[Objective] Copy each line below in which the word "xlabel" occurs.

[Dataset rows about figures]
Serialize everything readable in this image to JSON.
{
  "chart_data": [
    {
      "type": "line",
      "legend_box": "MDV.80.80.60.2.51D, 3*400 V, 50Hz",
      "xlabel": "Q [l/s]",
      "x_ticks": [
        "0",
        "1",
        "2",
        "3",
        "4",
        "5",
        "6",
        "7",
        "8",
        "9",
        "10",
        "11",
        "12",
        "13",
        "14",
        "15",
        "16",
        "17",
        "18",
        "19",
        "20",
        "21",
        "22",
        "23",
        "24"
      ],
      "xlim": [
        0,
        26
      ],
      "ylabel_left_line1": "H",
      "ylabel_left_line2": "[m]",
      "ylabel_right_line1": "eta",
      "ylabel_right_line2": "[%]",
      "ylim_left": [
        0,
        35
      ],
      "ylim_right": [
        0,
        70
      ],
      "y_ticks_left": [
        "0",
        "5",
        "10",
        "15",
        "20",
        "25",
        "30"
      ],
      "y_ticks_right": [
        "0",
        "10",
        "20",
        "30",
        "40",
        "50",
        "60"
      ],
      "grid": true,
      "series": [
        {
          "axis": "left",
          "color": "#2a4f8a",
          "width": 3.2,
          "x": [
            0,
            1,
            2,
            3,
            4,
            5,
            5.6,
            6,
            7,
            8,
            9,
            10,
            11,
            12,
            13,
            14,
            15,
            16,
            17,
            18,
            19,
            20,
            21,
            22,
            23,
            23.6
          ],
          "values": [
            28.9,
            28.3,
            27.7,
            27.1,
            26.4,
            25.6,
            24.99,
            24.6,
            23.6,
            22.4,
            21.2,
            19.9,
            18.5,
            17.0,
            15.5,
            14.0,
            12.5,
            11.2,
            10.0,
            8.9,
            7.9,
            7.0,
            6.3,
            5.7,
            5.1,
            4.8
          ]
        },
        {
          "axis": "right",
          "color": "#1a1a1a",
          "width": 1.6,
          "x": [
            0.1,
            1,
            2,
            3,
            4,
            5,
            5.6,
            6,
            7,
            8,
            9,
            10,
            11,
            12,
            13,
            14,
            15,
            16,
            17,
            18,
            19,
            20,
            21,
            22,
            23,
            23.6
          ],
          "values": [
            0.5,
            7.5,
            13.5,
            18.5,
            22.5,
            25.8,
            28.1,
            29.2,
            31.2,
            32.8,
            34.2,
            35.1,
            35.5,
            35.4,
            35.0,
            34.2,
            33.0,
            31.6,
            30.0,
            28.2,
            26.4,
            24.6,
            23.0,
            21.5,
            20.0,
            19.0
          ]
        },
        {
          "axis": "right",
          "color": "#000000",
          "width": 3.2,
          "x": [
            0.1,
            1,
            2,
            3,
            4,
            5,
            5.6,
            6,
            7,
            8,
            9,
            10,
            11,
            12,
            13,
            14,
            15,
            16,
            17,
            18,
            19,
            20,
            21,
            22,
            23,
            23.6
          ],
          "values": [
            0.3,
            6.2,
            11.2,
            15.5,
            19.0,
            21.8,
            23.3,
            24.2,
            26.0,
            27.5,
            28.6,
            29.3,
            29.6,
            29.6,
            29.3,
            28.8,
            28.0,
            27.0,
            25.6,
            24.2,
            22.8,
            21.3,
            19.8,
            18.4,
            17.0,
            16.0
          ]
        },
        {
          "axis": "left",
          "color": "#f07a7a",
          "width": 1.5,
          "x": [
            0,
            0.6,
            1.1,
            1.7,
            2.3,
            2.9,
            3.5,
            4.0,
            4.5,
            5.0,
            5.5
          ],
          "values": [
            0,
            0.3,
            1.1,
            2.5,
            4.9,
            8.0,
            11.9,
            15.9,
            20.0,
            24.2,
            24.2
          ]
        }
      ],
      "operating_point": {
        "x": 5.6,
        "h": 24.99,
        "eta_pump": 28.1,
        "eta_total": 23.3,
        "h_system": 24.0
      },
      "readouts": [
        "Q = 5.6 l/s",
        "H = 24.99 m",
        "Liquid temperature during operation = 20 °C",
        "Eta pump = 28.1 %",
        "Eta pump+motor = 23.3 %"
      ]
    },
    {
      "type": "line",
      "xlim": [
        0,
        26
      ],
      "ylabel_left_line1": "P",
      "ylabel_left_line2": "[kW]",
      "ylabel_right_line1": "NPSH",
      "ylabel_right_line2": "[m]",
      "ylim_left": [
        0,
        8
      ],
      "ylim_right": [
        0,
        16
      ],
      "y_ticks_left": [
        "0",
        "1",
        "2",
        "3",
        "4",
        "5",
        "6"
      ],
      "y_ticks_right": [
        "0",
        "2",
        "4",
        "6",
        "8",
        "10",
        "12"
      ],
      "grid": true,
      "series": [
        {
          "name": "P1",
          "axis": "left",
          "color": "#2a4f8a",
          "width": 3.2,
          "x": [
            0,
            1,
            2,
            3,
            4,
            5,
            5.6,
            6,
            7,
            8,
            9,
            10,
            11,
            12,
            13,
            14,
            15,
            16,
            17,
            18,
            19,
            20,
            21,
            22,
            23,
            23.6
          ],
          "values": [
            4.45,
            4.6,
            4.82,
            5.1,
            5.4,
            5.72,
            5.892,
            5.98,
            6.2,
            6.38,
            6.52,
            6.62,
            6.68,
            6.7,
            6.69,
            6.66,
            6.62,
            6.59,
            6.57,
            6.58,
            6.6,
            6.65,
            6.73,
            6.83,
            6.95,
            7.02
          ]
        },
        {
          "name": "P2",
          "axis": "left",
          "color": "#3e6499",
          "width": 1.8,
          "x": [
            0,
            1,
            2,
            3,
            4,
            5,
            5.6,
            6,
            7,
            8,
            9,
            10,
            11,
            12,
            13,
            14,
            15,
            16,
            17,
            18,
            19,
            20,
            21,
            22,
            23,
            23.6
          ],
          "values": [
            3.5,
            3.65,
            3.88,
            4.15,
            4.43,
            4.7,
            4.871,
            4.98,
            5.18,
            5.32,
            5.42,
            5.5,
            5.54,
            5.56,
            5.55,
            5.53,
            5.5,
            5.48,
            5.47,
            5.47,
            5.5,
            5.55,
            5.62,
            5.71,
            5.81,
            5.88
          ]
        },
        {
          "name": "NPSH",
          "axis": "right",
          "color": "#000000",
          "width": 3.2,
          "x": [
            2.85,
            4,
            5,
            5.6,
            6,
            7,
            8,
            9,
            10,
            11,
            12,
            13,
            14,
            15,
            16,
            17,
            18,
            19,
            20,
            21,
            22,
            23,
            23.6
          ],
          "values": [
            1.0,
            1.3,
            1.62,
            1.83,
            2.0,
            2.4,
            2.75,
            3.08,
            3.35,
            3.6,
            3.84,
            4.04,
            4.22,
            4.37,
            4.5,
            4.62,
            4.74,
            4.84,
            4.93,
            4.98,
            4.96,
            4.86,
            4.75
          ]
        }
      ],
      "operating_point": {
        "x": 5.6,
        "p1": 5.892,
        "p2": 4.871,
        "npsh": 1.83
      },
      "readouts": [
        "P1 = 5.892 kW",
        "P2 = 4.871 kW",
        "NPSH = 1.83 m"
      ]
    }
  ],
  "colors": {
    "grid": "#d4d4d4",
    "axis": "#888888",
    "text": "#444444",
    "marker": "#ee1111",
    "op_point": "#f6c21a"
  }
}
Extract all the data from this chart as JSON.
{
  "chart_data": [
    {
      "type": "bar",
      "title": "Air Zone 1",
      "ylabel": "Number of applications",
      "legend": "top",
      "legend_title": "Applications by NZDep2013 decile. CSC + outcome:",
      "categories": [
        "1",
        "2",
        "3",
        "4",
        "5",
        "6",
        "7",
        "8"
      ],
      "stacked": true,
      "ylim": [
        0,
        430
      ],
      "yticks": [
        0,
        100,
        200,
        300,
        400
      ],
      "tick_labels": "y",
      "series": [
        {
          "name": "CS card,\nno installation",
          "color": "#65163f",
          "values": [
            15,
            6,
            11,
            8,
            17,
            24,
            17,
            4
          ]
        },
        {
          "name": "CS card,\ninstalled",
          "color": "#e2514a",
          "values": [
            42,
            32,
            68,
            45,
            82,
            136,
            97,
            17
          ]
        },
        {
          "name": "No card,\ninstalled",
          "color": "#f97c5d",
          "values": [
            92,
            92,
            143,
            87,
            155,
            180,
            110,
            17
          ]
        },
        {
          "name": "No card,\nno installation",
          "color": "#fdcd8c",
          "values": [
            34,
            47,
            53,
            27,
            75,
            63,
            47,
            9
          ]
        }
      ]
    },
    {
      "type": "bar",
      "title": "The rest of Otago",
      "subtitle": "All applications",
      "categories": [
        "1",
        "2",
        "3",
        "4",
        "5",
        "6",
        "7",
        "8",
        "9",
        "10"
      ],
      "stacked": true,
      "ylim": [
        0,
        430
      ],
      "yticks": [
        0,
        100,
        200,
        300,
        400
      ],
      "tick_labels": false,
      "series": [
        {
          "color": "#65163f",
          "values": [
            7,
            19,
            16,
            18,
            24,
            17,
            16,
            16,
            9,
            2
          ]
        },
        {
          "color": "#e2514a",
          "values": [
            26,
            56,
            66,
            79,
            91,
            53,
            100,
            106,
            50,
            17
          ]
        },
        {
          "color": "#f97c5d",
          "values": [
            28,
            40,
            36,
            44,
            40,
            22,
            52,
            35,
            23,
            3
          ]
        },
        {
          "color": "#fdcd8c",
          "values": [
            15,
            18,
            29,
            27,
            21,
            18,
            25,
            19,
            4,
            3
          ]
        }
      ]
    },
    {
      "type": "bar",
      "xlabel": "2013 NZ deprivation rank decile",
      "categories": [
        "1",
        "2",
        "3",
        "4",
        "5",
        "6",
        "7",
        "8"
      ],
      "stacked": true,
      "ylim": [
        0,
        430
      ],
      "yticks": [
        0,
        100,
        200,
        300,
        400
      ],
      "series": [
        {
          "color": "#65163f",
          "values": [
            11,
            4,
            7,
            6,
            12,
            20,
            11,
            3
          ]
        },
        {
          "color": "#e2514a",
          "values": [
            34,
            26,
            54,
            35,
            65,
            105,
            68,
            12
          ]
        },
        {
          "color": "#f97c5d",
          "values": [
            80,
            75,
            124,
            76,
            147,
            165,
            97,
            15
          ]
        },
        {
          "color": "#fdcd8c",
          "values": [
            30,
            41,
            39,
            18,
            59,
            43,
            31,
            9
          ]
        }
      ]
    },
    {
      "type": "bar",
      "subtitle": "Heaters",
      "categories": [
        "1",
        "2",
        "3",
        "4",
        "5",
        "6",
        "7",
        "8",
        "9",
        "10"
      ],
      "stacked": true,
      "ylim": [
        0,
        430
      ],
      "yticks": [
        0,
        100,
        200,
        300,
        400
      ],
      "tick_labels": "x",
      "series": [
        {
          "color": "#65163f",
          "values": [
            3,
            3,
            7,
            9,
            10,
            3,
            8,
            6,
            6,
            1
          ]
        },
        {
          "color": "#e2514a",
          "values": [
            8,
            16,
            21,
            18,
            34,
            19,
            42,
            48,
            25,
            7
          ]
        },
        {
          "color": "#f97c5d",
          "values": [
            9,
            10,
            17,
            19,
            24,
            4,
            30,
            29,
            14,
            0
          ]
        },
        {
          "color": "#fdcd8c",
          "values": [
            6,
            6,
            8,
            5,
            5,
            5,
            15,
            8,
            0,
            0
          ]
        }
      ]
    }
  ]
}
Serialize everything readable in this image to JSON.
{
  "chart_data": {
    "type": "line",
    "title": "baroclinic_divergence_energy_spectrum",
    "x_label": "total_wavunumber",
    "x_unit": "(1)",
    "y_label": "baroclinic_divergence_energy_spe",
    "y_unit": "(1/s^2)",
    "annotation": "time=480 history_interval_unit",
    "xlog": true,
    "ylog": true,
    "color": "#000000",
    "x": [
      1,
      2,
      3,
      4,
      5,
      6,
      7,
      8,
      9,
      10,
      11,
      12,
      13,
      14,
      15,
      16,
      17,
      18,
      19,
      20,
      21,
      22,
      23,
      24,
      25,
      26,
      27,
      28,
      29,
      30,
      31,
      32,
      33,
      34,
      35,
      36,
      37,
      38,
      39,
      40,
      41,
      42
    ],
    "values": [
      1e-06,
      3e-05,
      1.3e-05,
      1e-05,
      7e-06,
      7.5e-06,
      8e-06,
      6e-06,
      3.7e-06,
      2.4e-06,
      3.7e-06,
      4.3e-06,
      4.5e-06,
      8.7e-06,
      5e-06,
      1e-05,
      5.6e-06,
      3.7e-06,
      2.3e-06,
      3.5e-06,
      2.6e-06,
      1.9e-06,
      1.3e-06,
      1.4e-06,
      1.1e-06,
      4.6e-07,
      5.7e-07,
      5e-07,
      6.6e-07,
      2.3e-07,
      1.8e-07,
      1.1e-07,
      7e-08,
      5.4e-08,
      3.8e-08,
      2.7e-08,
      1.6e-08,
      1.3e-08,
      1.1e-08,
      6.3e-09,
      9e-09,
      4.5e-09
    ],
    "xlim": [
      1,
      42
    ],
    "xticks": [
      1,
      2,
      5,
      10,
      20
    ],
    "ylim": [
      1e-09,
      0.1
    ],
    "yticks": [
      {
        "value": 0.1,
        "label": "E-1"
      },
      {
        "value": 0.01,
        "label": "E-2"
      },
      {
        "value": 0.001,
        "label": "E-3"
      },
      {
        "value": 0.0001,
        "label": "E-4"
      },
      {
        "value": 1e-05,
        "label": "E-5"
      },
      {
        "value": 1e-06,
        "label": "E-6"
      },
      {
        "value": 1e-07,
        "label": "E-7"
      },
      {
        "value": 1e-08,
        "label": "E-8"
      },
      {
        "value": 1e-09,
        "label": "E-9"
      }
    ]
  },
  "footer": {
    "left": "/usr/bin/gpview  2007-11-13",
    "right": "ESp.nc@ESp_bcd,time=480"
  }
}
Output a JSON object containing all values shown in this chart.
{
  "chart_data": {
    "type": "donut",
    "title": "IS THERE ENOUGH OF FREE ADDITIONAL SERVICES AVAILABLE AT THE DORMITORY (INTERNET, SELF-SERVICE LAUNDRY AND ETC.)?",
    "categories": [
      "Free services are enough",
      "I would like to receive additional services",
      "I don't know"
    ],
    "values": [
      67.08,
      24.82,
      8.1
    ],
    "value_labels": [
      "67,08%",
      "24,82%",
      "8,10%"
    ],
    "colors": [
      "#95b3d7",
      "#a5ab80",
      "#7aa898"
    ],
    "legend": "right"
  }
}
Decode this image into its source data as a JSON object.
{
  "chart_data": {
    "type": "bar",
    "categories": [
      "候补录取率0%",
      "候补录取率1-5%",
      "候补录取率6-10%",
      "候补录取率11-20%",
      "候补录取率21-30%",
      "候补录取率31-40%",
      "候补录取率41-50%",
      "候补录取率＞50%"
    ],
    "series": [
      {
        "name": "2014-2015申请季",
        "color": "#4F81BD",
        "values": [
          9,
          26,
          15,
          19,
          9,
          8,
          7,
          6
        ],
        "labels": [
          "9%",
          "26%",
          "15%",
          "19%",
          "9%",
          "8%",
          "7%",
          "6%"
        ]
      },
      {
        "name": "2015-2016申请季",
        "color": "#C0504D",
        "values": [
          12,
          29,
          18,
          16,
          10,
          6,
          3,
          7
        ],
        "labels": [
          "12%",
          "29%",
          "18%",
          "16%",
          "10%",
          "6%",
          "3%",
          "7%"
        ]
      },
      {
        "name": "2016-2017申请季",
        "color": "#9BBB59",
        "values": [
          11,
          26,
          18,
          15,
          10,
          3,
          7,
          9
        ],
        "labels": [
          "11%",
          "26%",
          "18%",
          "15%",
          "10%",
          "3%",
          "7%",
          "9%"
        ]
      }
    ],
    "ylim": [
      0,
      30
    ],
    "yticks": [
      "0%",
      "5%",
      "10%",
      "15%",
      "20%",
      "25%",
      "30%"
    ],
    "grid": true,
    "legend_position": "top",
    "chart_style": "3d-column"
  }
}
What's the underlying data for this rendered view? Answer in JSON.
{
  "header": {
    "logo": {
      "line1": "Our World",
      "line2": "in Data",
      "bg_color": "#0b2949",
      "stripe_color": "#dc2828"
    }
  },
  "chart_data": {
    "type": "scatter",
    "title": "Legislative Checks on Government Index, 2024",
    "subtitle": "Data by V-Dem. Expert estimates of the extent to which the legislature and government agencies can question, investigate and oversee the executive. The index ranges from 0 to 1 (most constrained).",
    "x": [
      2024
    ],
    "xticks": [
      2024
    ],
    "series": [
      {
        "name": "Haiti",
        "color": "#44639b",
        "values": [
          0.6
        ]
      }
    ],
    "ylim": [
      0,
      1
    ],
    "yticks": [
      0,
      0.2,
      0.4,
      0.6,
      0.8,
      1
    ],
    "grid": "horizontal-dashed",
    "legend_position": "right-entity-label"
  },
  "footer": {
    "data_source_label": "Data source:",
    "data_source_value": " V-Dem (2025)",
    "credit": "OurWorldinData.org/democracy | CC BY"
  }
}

[Reply]
      "xlabel": "Q [l/s]",
      "xlabel": "2013 NZ deprivation rank decile",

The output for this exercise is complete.